# Record list

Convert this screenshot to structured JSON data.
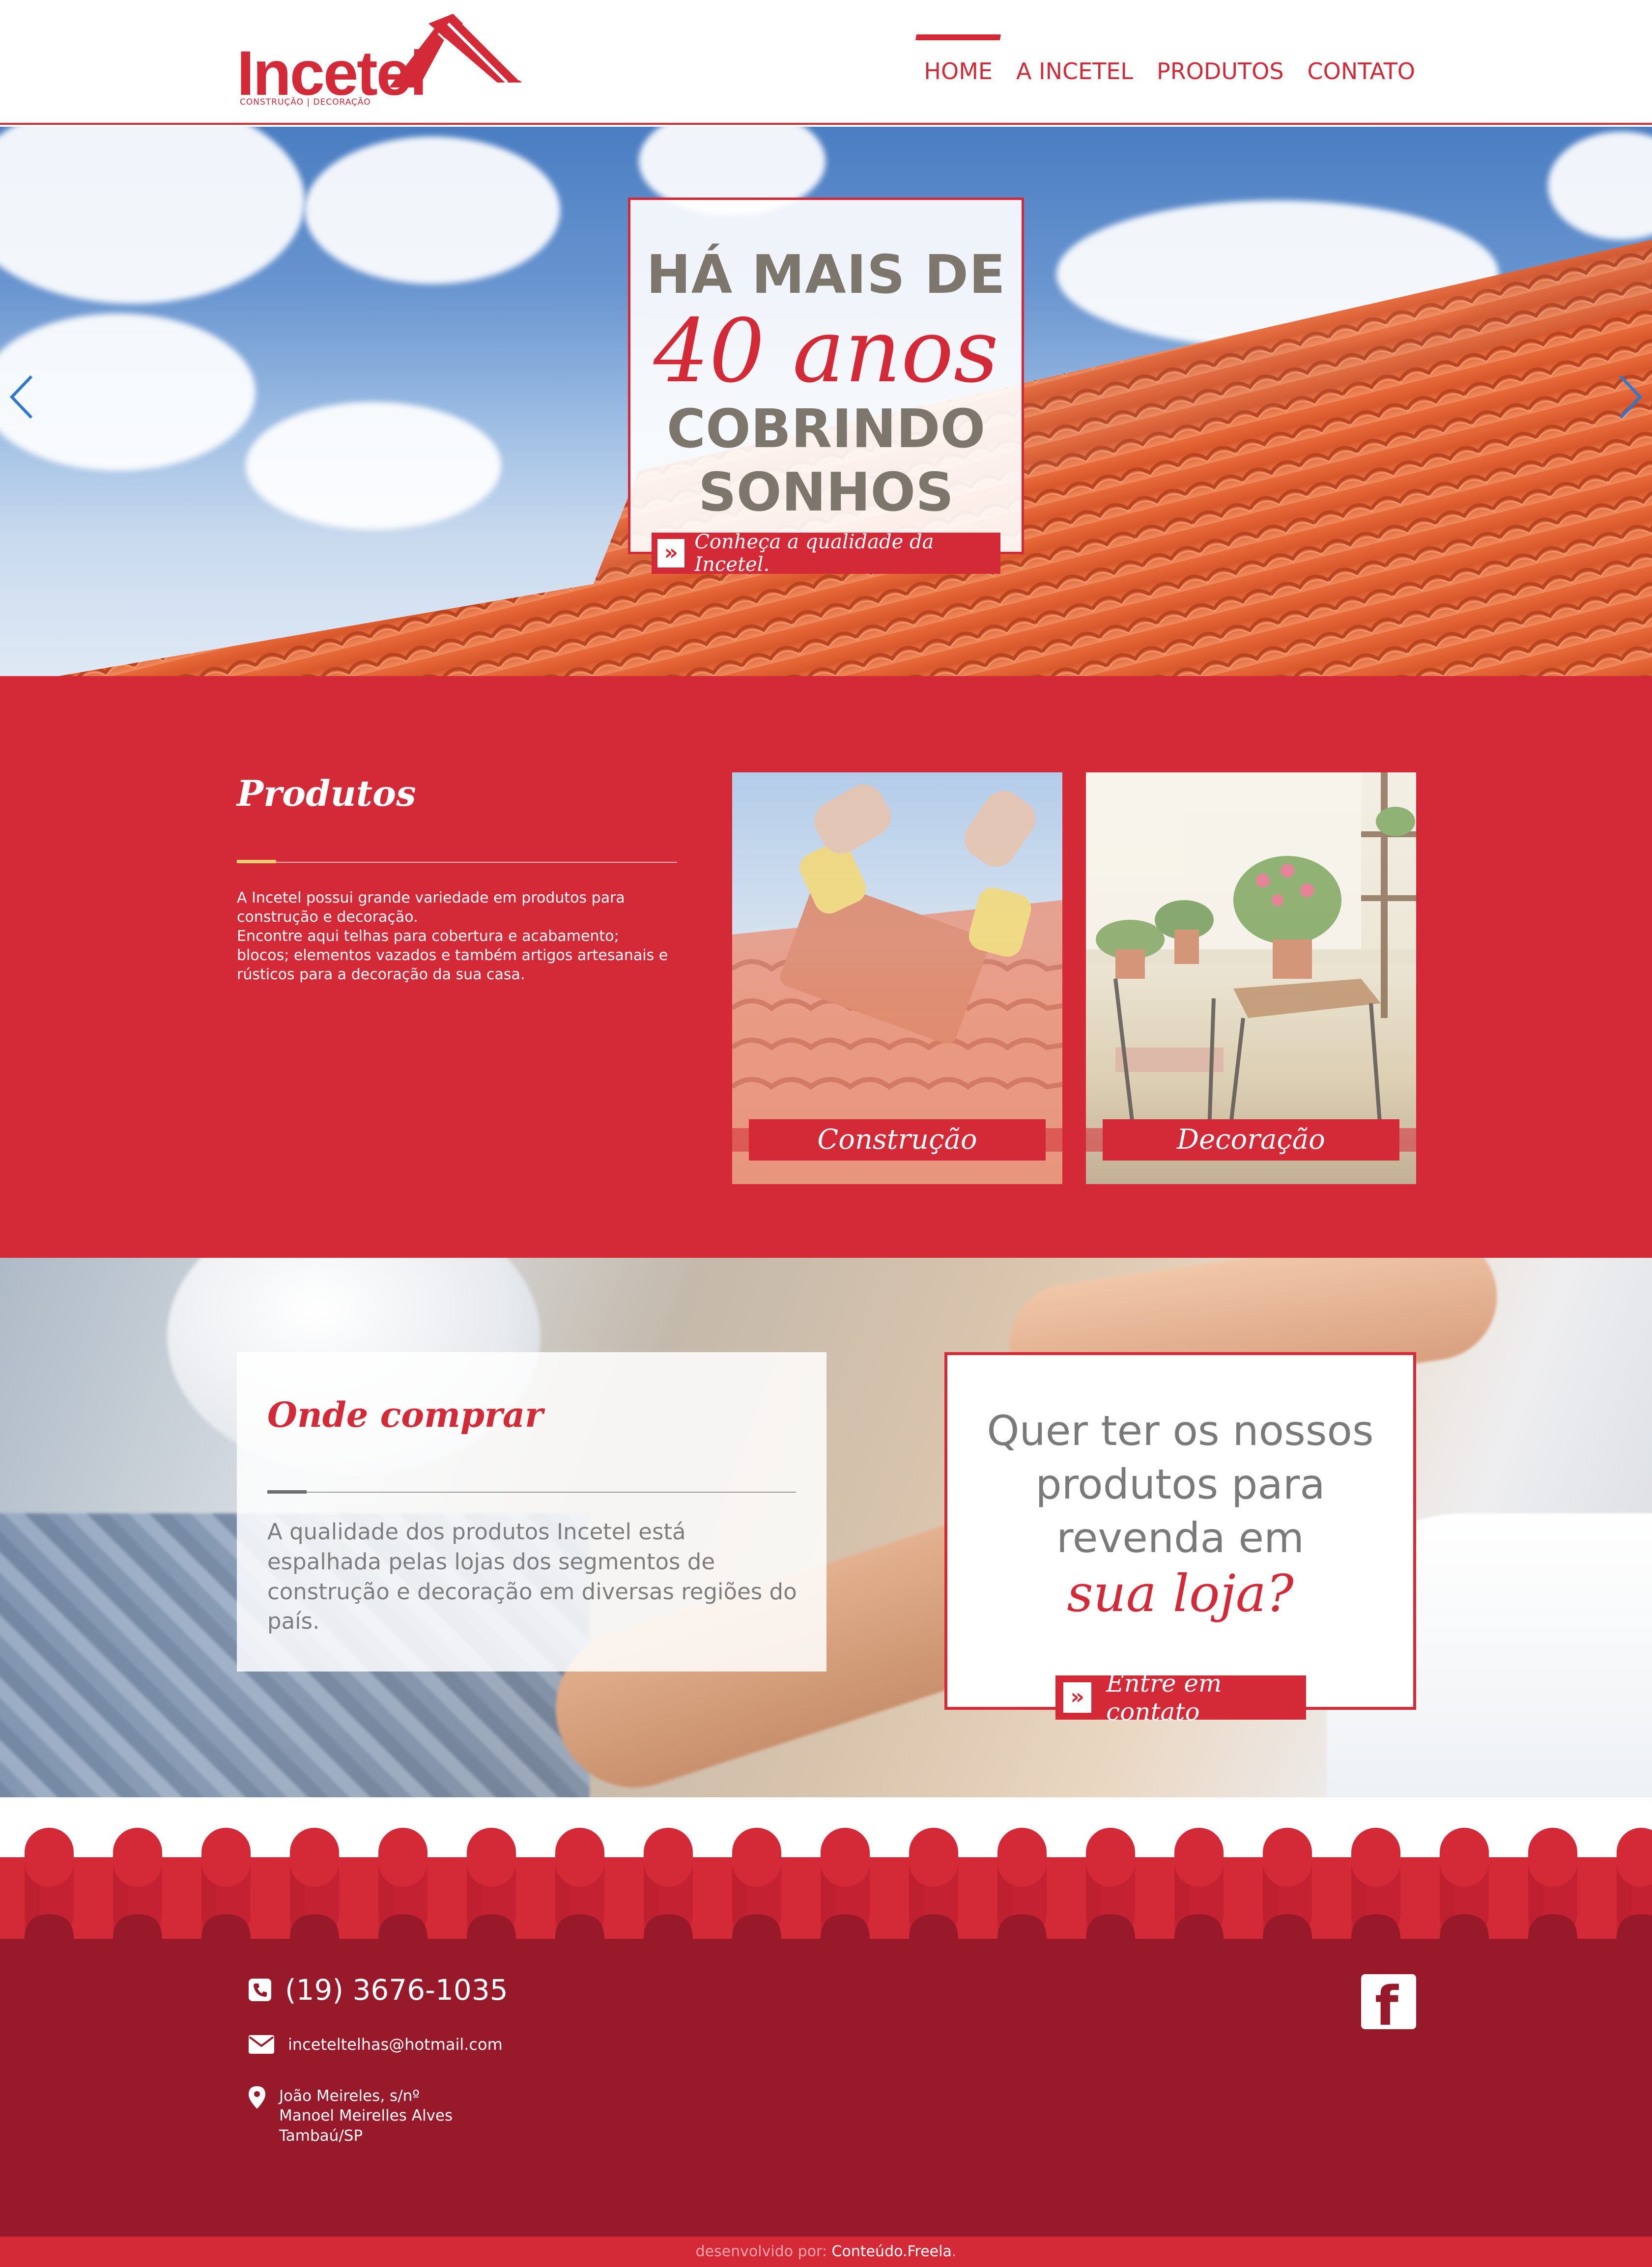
{
  "brand": {
    "name": "Incetel",
    "tagline": "CONSTRUÇÃO | DECORAÇÃO",
    "color": "#d42a37"
  },
  "nav": {
    "items": [
      {
        "label": "HOME",
        "active": true
      },
      {
        "label": "A INCETEL",
        "active": false
      },
      {
        "label": "PRODUTOS",
        "active": false
      },
      {
        "label": "CONTATO",
        "active": false
      }
    ]
  },
  "hero": {
    "line1": "HÁ MAIS DE",
    "line2": "40 anos",
    "line3a": "COBRINDO",
    "line3b": "SONHOS",
    "cta_label": "Conheça a qualidade da Incetel.",
    "cta_icon": "double-chevron-right-icon",
    "slides_total": 3,
    "slide_active": 1
  },
  "produtos": {
    "title": "Produtos",
    "paragraph1": "A Incetel possui grande variedade em produtos para construção e decoração.",
    "paragraph2": "Encontre aqui telhas para cobertura e acabamento; blocos; elementos vazados e também artigos artesanais e rústicos para a decoração da sua casa.",
    "cards": [
      {
        "label": "Construção"
      },
      {
        "label": "Decoração"
      }
    ]
  },
  "onde": {
    "title": "Onde comprar",
    "text": "A qualidade dos produtos Incetel está espalhada pelas lojas dos segmentos de construção e decoração em diversas regiões do país."
  },
  "revenda": {
    "line1": "Quer ter os nossos",
    "line2": "produtos para",
    "line3": "revenda em",
    "accent": "sua loja?",
    "cta_label": "Entre em contato",
    "cta_icon": "double-chevron-right-icon"
  },
  "footer": {
    "phone": "(19) 3676-1035",
    "email": "inceteltelhas@hotmail.com",
    "address": [
      "João Meireles, s/nº",
      "Manoel Meirelles Alves",
      "Tambaú/SP"
    ],
    "social": "facebook-icon",
    "credits_prefix": "desenvolvido por:",
    "credits_name": "Conteúdo.Freela",
    "credits_suffix": "."
  }
}
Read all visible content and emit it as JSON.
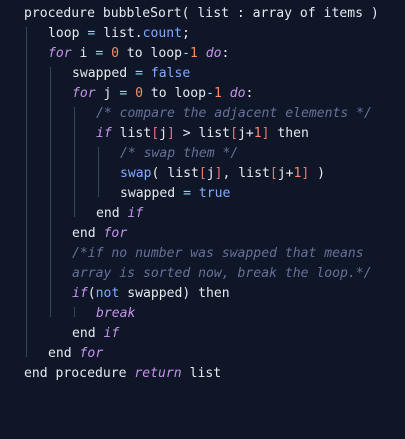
{
  "code": {
    "lines": [
      "procedure bubbleSort( list : array of items )",
      "loop = list.count;",
      "for i = 0 to loop-1 do:",
      "swapped = false",
      "for j = 0 to loop-1 do:",
      "/* compare the adjacent elements */",
      "if list[j] > list[j+1] then",
      "/* swap them */",
      "swap( list[j], list[j+1] )",
      "swapped = true",
      "end if",
      "end for",
      "/*if no number was swapped that means",
      "array is sorted now, break the loop.*/",
      "if(not swapped) then",
      "break",
      "end if",
      "end for",
      "end procedure return list"
    ]
  },
  "colors": {
    "background": "#0f1628",
    "keyword": "#c792ea",
    "number": "#f78c6c",
    "operator": "#89ddff",
    "function": "#82aaff",
    "comment": "#697098",
    "text": "#e6e9ef",
    "indent_guide": "#3a4258"
  }
}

# Instruction
Search the entries for the word "text", then gather every line that has it.

# Written answer
    "text": "A qualidade dos produtos Incetel está espalhada pelas lojas dos segmentos de construção e decoração em diversas regiões do país."
    "text": "#e6e9ef",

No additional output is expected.